Omit all pictures. Copy the rest of the material exactly.

Collection entries
§

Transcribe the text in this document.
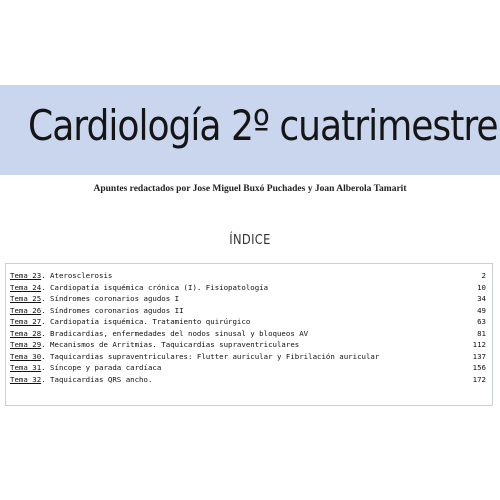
Cardiología 2º cuatrimestre
Apuntes redactados por Jose Miguel Buxó Puchades y Joan Alberola Tamarit
ÍNDICE
Tema 23. Aterosclerosis	2
Tema 24. Cardiopatía isquémica crónica (I). Fisiopatología	10
Tema 25. Síndromes coronarios agudos I	34
Tema 26. Síndromes coronarios agudos II	49
Tema 27. Cardiopatía isquémica. Tratamiento quirúrgico	63
Tema 28. Bradicardias, enfermedades del nodos sinusal y bloqueos AV	81
Tema 29. Mecanismos de Arritmias. Taquicardias supraventriculares	112
Tema 30. Taquicardias supraventriculares: Flutter auricular y Fibrilación auricular	137
Tema 31. Síncope y parada cardíaca	156
Tema 32. Taquicardias QRS ancho.	172
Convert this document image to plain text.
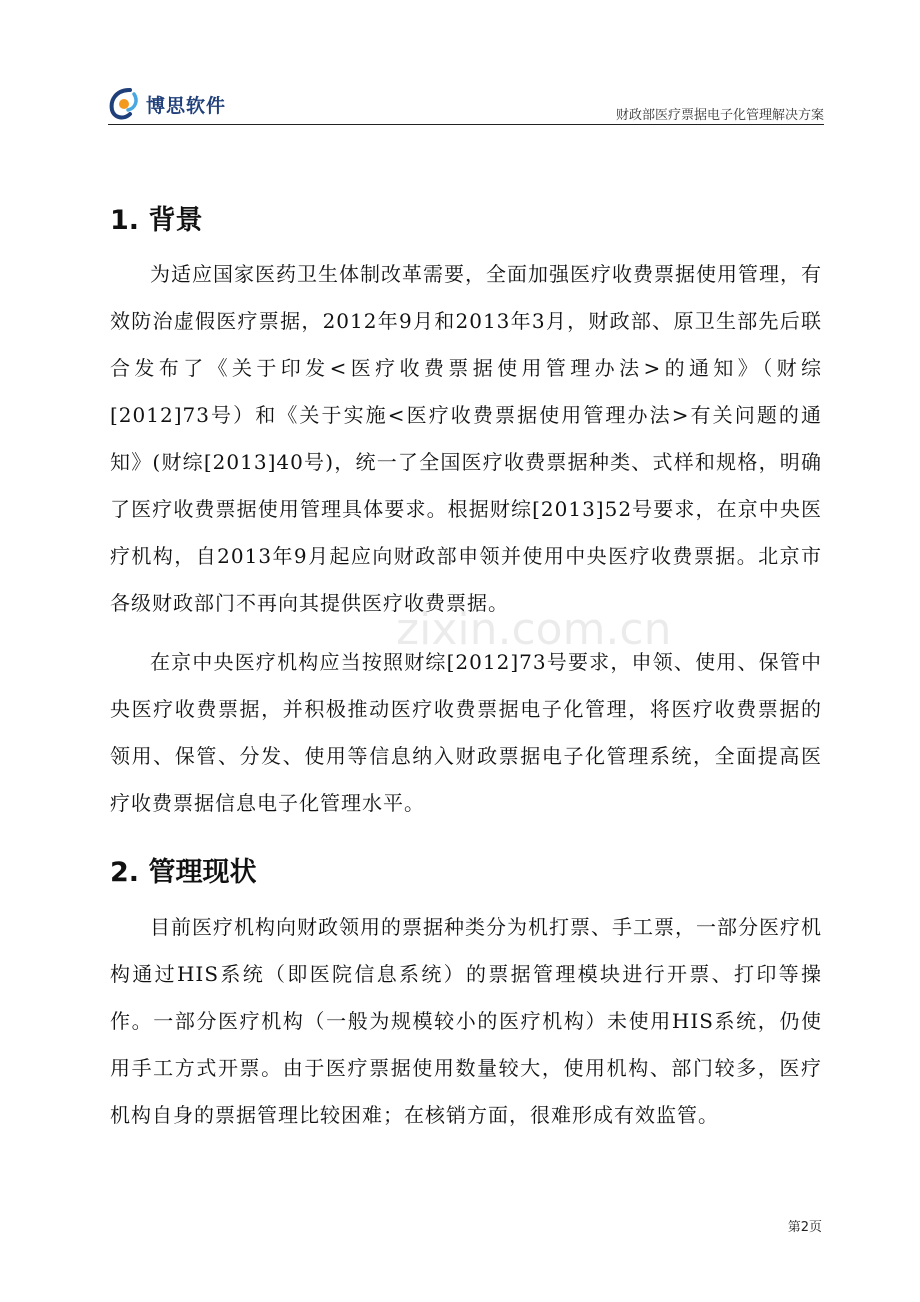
博思软件	财政部医疗票据电子化管理解决方案
1. 背景

为适应国家医药卫生体制改革需要，全面加强医疗收费票据使用管理，有效防治虚假医疗票据，2012年9月和2013年3月，财政部、原卫生部先后联合发布了《关于印发<医疗收费票据使用管理办法>的通知》（财综[2012]73号）和《关于实施<医疗收费票据使用管理办法>有关问题的通知》(财综[2013]40号)，统一了全国医疗收费票据种类、式样和规格，明确了医疗收费票据使用管理具体要求。根据财综[2013]52号要求，在京中央医疗机构，自2013年9月起应向财政部申领并使用中央医疗收费票据。北京市各级财政部门不再向其提供医疗收费票据。

在京中央医疗机构应当按照财综[2012]73号要求，申领、使用、保管中央医疗收费票据，并积极推动医疗收费票据电子化管理，将医疗收费票据的领用、保管、分发、使用等信息纳入财政票据电子化管理系统，全面提高医疗收费票据信息电子化管理水平。

2. 管理现状

目前医疗机构向财政领用的票据种类分为机打票、手工票，一部分医疗机构通过HIS系统（即医院信息系统）的票据管理模块进行开票、打印等操作。一部分医疗机构（一般为规模较小的医疗机构）未使用HIS系统，仍使用手工方式开票。由于医疗票据使用数量较大，使用机构、部门较多，医疗机构自身的票据管理比较困难；在核销方面，很难形成有效监管。

zixin.com.cn
第2页
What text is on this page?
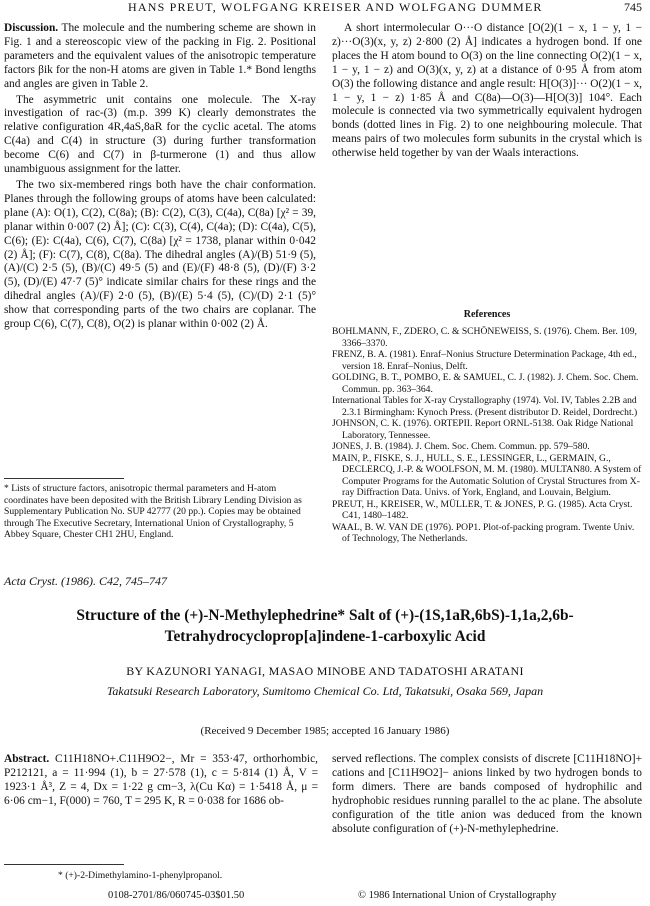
HANS PREUT, WOLFGANG KREISER AND WOLFGANG DUMMER	745

Discussion. The molecule and the numbering scheme are shown in Fig. 1 and a stereoscopic view of the packing in Fig. 2. Positional parameters and the equivalent values of the anisotropic temperature factors βik for the non-H atoms are given in Table 1.* Bond lengths and angles are given in Table 2.

The asymmetric unit contains one molecule. The X-ray investigation of rac-(3) (m.p. 399 K) clearly demonstrates the relative configuration 4R,4aS,8aR for the cyclic acetal. The atoms C(4a) and C(4) in structure (3) during further transformation become C(6) and C(7) in β-turmerone (1) and thus allow unambiguous assignment for the latter.

The two six-membered rings both have the chair conformation. Planes through the following groups of atoms have been calculated: plane (A): O(1), C(2), C(8a); (B): C(2), C(3), C(4a), C(8a) [χ² = 39, planar within 0·007 (2) Å]; (C): C(3), C(4), C(4a); (D): C(4a), C(5), C(6); (E): C(4a), C(6), C(7), C(8a) [χ² = 1738, planar within 0·042 (2) Å]; (F): C(7), C(8), C(8a). The dihedral angles (A)/(B) 51·9 (5), (A)/(C) 2·5 (5), (B)/(C) 49·5 (5) and (E)/(F) 48·8 (5), (D)/(F) 3·2 (5), (D)/(E) 47·7 (5)° indicate similar chairs for these rings and the dihedral angles (A)/(F) 2·0 (5), (B)/(E) 5·4 (5), (C)/(D) 2·1 (5)° show that corresponding parts of the two chairs are coplanar. The group C(6), C(7), C(8), O(2) is planar within 0·002 (2) Å.

* Lists of structure factors, anisotropic thermal parameters and H-atom coordinates have been deposited with the British Library Lending Division as Supplementary Publication No. SUP 42777 (20 pp.). Copies may be obtained through The Executive Secretary, International Union of Crystallography, 5 Abbey Square, Chester CH1 2HU, England.

A short intermolecular O···O distance [O(2)(1 − x, 1 − y, 1 − z)···O(3)(x, y, z) 2·800 (2) Å] indicates a hydrogen bond. If one places the H atom bound to O(3) on the line connecting O(2)(1 − x, 1 − y, 1 − z) and O(3)(x, y, z) at a distance of 0·95 Å from atom O(3) the following distance and angle result: H[O(3)]··· O(2)(1 − x, 1 − y, 1 − z) 1·85 Å and C(8a)—O(3)—H[O(3)] 104°. Each molecule is connected via two symmetrically equivalent hydrogen bonds (dotted lines in Fig. 2) to one neighbouring molecule. That means pairs of two molecules form subunits in the crystal which is otherwise held together by van der Waals interactions.

References

BOHLMANN, F., ZDERO, C. & SCHÖNEWEISS, S. (1976). Chem. Ber. 109, 3366–3370.

FRENZ, B. A. (1981). Enraf–Nonius Structure Determination Package, 4th ed., version 18. Enraf–Nonius, Delft.

GOLDING, B. T., POMBO, E. & SAMUEL, C. J. (1982). J. Chem. Soc. Chem. Commun. pp. 363–364.

International Tables for X-ray Crystallography (1974). Vol. IV, Tables 2.2B and 2.3.1 Birmingham: Kynoch Press. (Present distributor D. Reidel, Dordrecht.)

JOHNSON, C. K. (1976). ORTEPII. Report ORNL-5138. Oak Ridge National Laboratory, Tennessee.

JONES, J. B. (1984). J. Chem. Soc. Chem. Commun. pp. 579–580.

MAIN, P., FISKE, S. J., HULL, S. E., LESSINGER, L., GERMAIN, G., DECLERCQ, J.-P. & WOOLFSON, M. M. (1980). MULTAN80. A System of Computer Programs for the Automatic Solution of Crystal Structures from X-ray Diffraction Data. Univs. of York, England, and Louvain, Belgium.

PREUT, H., KREISER, W., MÜLLER, T. & JONES, P. G. (1985). Acta Cryst. C41, 1480–1482.

WAAL, B. W. VAN DE (1976). POP1. Plot-of-packing program. Twente Univ. of Technology, The Netherlands.

Acta Cryst. (1986). C42, 745–747
Structure of the (+)-N-Methylephedrine* Salt of (+)-(1S,1aR,6bS)-1,1a,2,6b-
Tetrahydrocycloprop[a]indene-1-carboxylic Acid
BY KAZUNORI YANAGI, MASAO MINOBE AND TADATOSHI ARATANI
Takatsuki Research Laboratory, Sumitomo Chemical Co. Ltd, Takatsuki, Osaka 569, Japan
(Received 9 December 1985; accepted 16 January 1986)
Abstract. C11H18NO+.C11H9O2−, Mr = 353·47, orthorhombic, P212121, a = 11·994 (1), b = 27·578 (1), c = 5·814 (1) Å, V = 1923·1 Å³, Z = 4, Dx = 1·22 g cm−3, λ(Cu Kα) = 1·5418 Å, μ = 6·06 cm−1, F(000) = 760, T = 295 K, R = 0·038 for 1686 ob-
served reflections. The complex consists of discrete [C11H18NO]+ cations and [C11H9O2]− anions linked by two hydrogen bonds to form dimers. There are bands composed of hydrophilic and hydrophobic residues running parallel to the ac plane. The absolute configuration of the title anion was deduced from the known absolute configuration of (+)-N-methylephedrine.
* (+)-2-Dimethylamino-1-phenylpropanol.
0108-2701/86/060745-03$01.50	© 1986 International Union of Crystallography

§

§ Response:
Transcribe the text in this document.
Cardiología 2º cuatrimestre
Apuntes redactados por Jose Miguel Buxó Puchades y Joan Alberola Tamarit
ÍNDICE
Tema 23. Aterosclerosis	2
Tema 24. Cardiopatía isquémica crónica (I). Fisiopatología	10
Tema 25. Síndromes coronarios agudos I	34
Tema 26. Síndromes coronarios agudos II	49
Tema 27. Cardiopatía isquémica. Tratamiento quirúrgico	63
Tema 28. Bradicardias, enfermedades del nodos sinusal y bloqueos AV	81
Tema 29. Mecanismos de Arritmias. Taquicardias supraventriculares	112
Tema 30. Taquicardias supraventriculares: Flutter auricular y Fibrilación auricular	137
Tema 31. Síncope y parada cardíaca	156
Tema 32. Taquicardias QRS ancho.	172
Convert this document image to plain text.
博思软件	财政部医疗票据电子化管理解决方案
1. 背景

为适应国家医药卫生体制改革需要，全面加强医疗收费票据使用管理，有效防治虚假医疗票据，2012年9月和2013年3月，财政部、原卫生部先后联合发布了《关于印发<医疗收费票据使用管理办法>的通知》（财综[2012]73号）和《关于实施<医疗收费票据使用管理办法>有关问题的通知》(财综[2013]40号)，统一了全国医疗收费票据种类、式样和规格，明确了医疗收费票据使用管理具体要求。根据财综[2013]52号要求，在京中央医疗机构，自2013年9月起应向财政部申领并使用中央医疗收费票据。北京市各级财政部门不再向其提供医疗收费票据。

在京中央医疗机构应当按照财综[2012]73号要求，申领、使用、保管中央医疗收费票据，并积极推动医疗收费票据电子化管理，将医疗收费票据的领用、保管、分发、使用等信息纳入财政票据电子化管理系统，全面提高医疗收费票据信息电子化管理水平。

2. 管理现状

目前医疗机构向财政领用的票据种类分为机打票、手工票，一部分医疗机构通过HIS系统（即医院信息系统）的票据管理模块进行开票、打印等操作。一部分医疗机构（一般为规模较小的医疗机构）未使用HIS系统，仍使用手工方式开票。由于医疗票据使用数量较大，使用机构、部门较多，医疗机构自身的票据管理比较困难；在核销方面，很难形成有效监管。

zixin.com.cn
第2页
What text is on this page?
HANS PREUT, WOLFGANG KREISER AND WOLFGANG DUMMER	745

Discussion. The molecule and the numbering scheme are shown in Fig. 1 and a stereoscopic view of the packing in Fig. 2. Positional parameters and the equivalent values of the anisotropic temperature factors βik for the non-H atoms are given in Table 1.* Bond lengths and angles are given in Table 2.

The asymmetric unit contains one molecule. The X-ray investigation of rac-(3) (m.p. 399 K) clearly demonstrates the relative configuration 4R,4aS,8aR for the cyclic acetal. The atoms C(4a) and C(4) in structure (3) during further transformation become C(6) and C(7) in β-turmerone (1) and thus allow unambiguous assignment for the latter.

The two six-membered rings both have the chair conformation. Planes through the following groups of atoms have been calculated: plane (A): O(1), C(2), C(8a); (B): C(2), C(3), C(4a), C(8a) [χ² = 39, planar within 0·007 (2) Å]; (C): C(3), C(4), C(4a); (D): C(4a), C(5), C(6); (E): C(4a), C(6), C(7), C(8a) [χ² = 1738, planar within 0·042 (2) Å]; (F): C(7), C(8), C(8a). The dihedral angles (A)/(B) 51·9 (5), (A)/(C) 2·5 (5), (B)/(C) 49·5 (5) and (E)/(F) 48·8 (5), (D)/(F) 3·2 (5), (D)/(E) 47·7 (5)° indicate similar chairs for these rings and the dihedral angles (A)/(F) 2·0 (5), (B)/(E) 5·4 (5), (C)/(D) 2·1 (5)° show that corresponding parts of the two chairs are coplanar. The group C(6), C(7), C(8), O(2) is planar within 0·002 (2) Å.

* Lists of structure factors, anisotropic thermal parameters and H-atom coordinates have been deposited with the British Library Lending Division as Supplementary Publication No. SUP 42777 (20 pp.). Copies may be obtained through The Executive Secretary, International Union of Crystallography, 5 Abbey Square, Chester CH1 2HU, England.

A short intermolecular O···O distance [O(2)(1 − x, 1 − y, 1 − z)···O(3)(x, y, z) 2·800 (2) Å] indicates a hydrogen bond. If one places the H atom bound to O(3) on the line connecting O(2)(1 − x, 1 − y, 1 − z) and O(3)(x, y, z) at a distance of 0·95 Å from atom O(3) the following distance and angle result: H[O(3)]··· O(2)(1 − x, 1 − y, 1 − z) 1·85 Å and C(8a)—O(3)—H[O(3)] 104°. Each molecule is connected via two symmetrically equivalent hydrogen bonds (dotted lines in Fig. 2) to one neighbouring molecule. That means pairs of two molecules form subunits in the crystal which is otherwise held together by van der Waals interactions.

References

BOHLMANN, F., ZDERO, C. & SCHÖNEWEISS, S. (1976). Chem. Ber. 109, 3366–3370.

FRENZ, B. A. (1981). Enraf–Nonius Structure Determination Package, 4th ed., version 18. Enraf–Nonius, Delft.

GOLDING, B. T., POMBO, E. & SAMUEL, C. J. (1982). J. Chem. Soc. Chem. Commun. pp. 363–364.

International Tables for X-ray Crystallography (1974). Vol. IV, Tables 2.2B and 2.3.1 Birmingham: Kynoch Press. (Present distributor D. Reidel, Dordrecht.)

JOHNSON, C. K. (1976). ORTEPII. Report ORNL-5138. Oak Ridge National Laboratory, Tennessee.

JONES, J. B. (1984). J. Chem. Soc. Chem. Commun. pp. 579–580.

MAIN, P., FISKE, S. J., HULL, S. E., LESSINGER, L., GERMAIN, G., DECLERCQ, J.-P. & WOOLFSON, M. M. (1980). MULTAN80. A System of Computer Programs for the Automatic Solution of Crystal Structures from X-ray Diffraction Data. Univs. of York, England, and Louvain, Belgium.

PREUT, H., KREISER, W., MÜLLER, T. & JONES, P. G. (1985). Acta Cryst. C41, 1480–1482.

WAAL, B. W. VAN DE (1976). POP1. Plot-of-packing program. Twente Univ. of Technology, The Netherlands.

Acta Cryst. (1986). C42, 745–747
Structure of the (+)-N-Methylephedrine* Salt of (+)-(1S,1aR,6bS)-1,1a,2,6b-
Tetrahydrocycloprop[a]indene-1-carboxylic Acid
BY KAZUNORI YANAGI, MASAO MINOBE AND TADATOSHI ARATANI
Takatsuki Research Laboratory, Sumitomo Chemical Co. Ltd, Takatsuki, Osaka 569, Japan
(Received 9 December 1985; accepted 16 January 1986)
Abstract. C11H18NO+.C11H9O2−, Mr = 353·47, orthorhombic, P212121, a = 11·994 (1), b = 27·578 (1), c = 5·814 (1) Å, V = 1923·1 Å³, Z = 4, Dx = 1·22 g cm−3, λ(Cu Kα) = 1·5418 Å, μ = 6·06 cm−1, F(000) = 760, T = 295 K, R = 0·038 for 1686 ob-
served reflections. The complex consists of discrete [C11H18NO]+ cations and [C11H9O2]− anions linked by two hydrogen bonds to form dimers. There are bands composed of hydrophilic and hydrophobic residues running parallel to the ac plane. The absolute configuration of the title anion was deduced from the known absolute configuration of (+)-N-methylephedrine.
* (+)-2-Dimethylamino-1-phenylpropanol.
0108-2701/86/060745-03$01.50	© 1986 International Union of Crystallography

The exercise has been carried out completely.